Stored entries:

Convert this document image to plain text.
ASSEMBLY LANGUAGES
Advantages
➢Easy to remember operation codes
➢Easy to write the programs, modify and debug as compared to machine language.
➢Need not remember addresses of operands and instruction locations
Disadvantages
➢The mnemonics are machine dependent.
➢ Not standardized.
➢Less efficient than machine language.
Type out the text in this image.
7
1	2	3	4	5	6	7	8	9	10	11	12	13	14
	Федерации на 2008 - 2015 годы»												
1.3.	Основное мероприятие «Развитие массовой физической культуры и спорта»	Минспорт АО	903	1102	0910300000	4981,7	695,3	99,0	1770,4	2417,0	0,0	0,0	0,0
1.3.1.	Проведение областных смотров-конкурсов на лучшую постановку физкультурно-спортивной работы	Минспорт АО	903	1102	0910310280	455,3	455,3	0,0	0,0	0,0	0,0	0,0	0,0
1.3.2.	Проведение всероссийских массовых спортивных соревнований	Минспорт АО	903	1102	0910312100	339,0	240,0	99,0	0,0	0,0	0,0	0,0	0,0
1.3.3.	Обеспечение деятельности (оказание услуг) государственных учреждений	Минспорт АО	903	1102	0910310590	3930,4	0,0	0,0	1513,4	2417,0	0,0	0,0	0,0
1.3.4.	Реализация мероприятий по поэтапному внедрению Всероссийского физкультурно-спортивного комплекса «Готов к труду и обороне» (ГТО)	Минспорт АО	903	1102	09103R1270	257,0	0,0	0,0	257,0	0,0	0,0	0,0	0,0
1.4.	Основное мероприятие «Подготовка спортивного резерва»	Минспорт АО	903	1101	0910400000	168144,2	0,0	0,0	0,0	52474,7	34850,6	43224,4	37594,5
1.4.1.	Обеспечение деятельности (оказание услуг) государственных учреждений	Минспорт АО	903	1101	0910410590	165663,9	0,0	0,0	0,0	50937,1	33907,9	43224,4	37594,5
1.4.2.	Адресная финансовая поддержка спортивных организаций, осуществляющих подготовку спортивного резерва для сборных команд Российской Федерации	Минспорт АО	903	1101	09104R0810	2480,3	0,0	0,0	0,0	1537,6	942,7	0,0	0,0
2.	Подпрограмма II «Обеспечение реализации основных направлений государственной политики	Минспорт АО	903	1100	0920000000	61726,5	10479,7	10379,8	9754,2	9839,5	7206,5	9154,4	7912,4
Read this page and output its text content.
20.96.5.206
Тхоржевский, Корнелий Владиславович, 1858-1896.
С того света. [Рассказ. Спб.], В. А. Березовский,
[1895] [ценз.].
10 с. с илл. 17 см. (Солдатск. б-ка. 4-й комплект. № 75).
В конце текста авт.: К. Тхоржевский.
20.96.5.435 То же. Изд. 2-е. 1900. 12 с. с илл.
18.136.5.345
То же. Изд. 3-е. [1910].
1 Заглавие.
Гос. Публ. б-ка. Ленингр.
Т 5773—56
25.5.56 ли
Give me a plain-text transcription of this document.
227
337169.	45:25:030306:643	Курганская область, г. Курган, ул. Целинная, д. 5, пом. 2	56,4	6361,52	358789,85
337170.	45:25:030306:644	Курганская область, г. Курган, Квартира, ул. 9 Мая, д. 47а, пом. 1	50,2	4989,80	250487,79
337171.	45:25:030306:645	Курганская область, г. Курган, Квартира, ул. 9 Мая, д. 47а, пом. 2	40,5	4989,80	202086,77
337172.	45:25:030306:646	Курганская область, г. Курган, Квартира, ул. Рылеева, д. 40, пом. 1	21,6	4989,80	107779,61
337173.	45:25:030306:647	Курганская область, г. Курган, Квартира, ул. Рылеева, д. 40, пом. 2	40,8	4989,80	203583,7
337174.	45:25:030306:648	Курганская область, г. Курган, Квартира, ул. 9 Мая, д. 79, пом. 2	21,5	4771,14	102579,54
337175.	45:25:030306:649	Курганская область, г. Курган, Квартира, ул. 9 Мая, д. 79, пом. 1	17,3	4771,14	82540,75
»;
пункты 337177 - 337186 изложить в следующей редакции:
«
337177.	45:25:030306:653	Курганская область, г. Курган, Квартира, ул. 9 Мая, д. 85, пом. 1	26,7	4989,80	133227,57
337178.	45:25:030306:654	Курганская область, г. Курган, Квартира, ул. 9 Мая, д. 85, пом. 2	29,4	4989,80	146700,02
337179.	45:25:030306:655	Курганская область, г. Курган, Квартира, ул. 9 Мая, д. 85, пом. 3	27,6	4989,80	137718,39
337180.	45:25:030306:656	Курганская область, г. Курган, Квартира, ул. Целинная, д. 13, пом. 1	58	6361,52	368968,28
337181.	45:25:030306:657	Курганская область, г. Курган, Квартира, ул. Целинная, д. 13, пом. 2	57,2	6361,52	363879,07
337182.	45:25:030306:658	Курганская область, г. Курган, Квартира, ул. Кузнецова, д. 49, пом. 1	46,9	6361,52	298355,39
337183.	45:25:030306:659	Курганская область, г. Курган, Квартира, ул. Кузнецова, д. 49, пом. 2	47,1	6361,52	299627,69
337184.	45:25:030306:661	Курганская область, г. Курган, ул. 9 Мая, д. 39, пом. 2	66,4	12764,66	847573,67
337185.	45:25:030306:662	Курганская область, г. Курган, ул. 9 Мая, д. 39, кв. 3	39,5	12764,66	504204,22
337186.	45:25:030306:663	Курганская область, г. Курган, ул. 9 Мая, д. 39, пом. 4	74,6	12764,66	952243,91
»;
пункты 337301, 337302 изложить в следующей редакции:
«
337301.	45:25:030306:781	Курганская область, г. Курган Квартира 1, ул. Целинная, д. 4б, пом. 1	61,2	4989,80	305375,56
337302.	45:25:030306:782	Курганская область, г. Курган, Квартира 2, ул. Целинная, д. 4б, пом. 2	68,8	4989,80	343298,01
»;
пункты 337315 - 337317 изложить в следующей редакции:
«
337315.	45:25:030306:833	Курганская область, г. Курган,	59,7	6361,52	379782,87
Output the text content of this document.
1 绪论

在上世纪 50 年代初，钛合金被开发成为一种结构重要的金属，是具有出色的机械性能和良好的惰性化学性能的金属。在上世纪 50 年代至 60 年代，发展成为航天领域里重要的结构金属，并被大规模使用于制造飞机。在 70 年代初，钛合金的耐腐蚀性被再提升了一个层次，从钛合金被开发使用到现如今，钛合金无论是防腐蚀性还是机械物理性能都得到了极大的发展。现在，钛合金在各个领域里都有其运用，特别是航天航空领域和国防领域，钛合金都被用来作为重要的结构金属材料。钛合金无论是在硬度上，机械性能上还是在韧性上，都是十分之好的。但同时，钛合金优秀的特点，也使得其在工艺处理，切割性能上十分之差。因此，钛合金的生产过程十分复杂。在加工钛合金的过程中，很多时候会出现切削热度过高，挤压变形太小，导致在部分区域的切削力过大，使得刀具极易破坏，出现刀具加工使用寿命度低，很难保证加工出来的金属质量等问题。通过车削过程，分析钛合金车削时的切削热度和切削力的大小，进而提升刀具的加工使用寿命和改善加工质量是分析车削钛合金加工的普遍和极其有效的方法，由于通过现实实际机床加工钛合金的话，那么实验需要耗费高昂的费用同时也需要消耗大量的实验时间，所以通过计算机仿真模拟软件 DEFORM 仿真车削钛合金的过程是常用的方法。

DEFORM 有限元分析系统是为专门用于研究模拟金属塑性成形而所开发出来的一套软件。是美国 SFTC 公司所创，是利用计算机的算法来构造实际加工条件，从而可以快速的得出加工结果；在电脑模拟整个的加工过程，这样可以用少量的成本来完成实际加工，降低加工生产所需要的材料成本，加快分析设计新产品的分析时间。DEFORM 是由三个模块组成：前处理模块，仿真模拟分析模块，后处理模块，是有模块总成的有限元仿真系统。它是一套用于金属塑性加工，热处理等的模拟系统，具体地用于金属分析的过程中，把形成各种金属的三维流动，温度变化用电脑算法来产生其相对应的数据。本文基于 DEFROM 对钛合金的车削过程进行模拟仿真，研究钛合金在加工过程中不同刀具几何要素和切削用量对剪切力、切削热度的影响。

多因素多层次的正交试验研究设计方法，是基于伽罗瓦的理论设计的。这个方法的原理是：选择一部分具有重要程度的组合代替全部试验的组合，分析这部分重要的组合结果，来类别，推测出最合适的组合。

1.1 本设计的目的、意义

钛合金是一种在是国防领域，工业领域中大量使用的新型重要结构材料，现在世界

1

### The task
Where a line holds "Рылеева", copy that line.

### Reply to the task
337172.	45:25:030306:646	Курганская область, г. Курган, Квартира, ул. Рылеева, д. 40, пом. 1	21,6	4989,80	107779,61
337173.	45:25:030306:647	Курганская область, г. Курган, Квартира, ул. Рылеева, д. 40, пом. 2	40,8	4989,80	203583,7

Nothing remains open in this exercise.